REQUIRED TASK >> Copy the material below word for word, from its first line through the line holding "x-tick-label-0: 0 [131, 592, 137, 606]", inclusive.

RECORDS SUPPLIED >>
━━━

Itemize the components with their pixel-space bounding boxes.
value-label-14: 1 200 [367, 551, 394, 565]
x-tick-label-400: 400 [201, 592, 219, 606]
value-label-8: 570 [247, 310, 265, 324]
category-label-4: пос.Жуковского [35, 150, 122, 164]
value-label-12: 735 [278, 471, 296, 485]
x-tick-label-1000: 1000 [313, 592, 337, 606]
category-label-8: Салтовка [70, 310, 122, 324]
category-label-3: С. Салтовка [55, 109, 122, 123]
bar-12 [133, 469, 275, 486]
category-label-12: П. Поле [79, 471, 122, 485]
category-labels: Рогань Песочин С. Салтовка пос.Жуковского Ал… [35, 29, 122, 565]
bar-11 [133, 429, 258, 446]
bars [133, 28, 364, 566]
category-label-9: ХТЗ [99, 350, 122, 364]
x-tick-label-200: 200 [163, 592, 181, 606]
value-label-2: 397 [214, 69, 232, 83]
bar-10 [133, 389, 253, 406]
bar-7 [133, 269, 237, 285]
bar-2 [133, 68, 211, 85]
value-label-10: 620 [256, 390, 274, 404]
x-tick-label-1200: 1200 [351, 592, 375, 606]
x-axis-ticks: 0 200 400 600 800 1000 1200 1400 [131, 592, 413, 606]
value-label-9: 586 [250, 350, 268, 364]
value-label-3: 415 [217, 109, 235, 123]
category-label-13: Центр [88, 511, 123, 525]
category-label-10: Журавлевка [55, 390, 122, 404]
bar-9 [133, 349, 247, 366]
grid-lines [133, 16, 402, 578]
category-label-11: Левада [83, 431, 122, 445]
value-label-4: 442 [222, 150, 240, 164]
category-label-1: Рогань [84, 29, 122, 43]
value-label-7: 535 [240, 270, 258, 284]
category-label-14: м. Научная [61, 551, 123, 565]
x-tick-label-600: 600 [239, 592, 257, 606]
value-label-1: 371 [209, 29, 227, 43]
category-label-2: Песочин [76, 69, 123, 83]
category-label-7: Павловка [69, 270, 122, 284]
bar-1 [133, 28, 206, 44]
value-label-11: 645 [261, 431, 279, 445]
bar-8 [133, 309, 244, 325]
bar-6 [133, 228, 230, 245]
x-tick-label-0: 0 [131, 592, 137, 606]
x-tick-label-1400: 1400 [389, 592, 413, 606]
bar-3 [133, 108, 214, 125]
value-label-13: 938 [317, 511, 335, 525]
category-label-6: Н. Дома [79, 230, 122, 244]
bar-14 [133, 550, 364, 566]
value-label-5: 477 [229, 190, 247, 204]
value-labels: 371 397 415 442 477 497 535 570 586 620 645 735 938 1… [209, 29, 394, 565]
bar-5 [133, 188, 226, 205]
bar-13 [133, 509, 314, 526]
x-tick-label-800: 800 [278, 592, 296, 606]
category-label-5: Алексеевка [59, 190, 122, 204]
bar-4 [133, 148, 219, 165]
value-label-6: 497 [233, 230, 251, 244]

━━━

EXERCISE RESULT >>
Itemize the components with their pixel-space bounding boxes.
value-label-14: 1 200 [367, 551, 394, 565]
x-tick-label-400: 400 [201, 592, 219, 606]
value-label-8: 570 [247, 310, 265, 324]
category-label-4: пос.Жуковского [35, 150, 122, 164]
value-label-12: 735 [278, 471, 296, 485]
x-tick-label-1000: 1000 [313, 592, 337, 606]
category-label-8: Салтовка [70, 310, 122, 324]
category-label-3: С. Салтовка [55, 109, 122, 123]
bar-12 [133, 469, 275, 486]
category-label-12: П. Поле [79, 471, 122, 485]
category-labels: Рогань Песочин С. Салтовка пос.Жуковского Ал… [35, 29, 122, 565]
bar-11 [133, 429, 258, 446]
bars [133, 28, 364, 566]
category-label-9: ХТЗ [99, 350, 122, 364]
x-tick-label-200: 200 [163, 592, 181, 606]
value-label-2: 397 [214, 69, 232, 83]
bar-10 [133, 389, 253, 406]
bar-7 [133, 269, 237, 285]
bar-2 [133, 68, 211, 85]
value-label-10: 620 [256, 390, 274, 404]
x-tick-label-1200: 1200 [351, 592, 375, 606]
x-axis-ticks: 0 200 400 600 800 1000 1200 1400 [131, 592, 413, 606]
value-label-9: 586 [250, 350, 268, 364]
value-label-3: 415 [217, 109, 235, 123]
category-label-13: Центр [88, 511, 123, 525]
category-label-10: Журавлевка [55, 390, 122, 404]
bar-9 [133, 349, 247, 366]
grid-lines [133, 16, 402, 578]
category-label-11: Левада [83, 431, 122, 445]
value-label-4: 442 [222, 150, 240, 164]
category-label-1: Рогань [84, 29, 122, 43]
value-label-7: 535 [240, 270, 258, 284]
category-label-14: м. Научная [61, 551, 123, 565]
x-tick-label-600: 600 [239, 592, 257, 606]
value-label-1: 371 [209, 29, 227, 43]
category-label-2: Песочин [76, 69, 123, 83]
category-label-7: Павловка [69, 270, 122, 284]
bar-1 [133, 28, 206, 44]
value-label-11: 645 [261, 431, 279, 445]
bar-8 [133, 309, 244, 325]
bar-6 [133, 228, 230, 245]
x-tick-label-0: 0 [131, 592, 137, 606]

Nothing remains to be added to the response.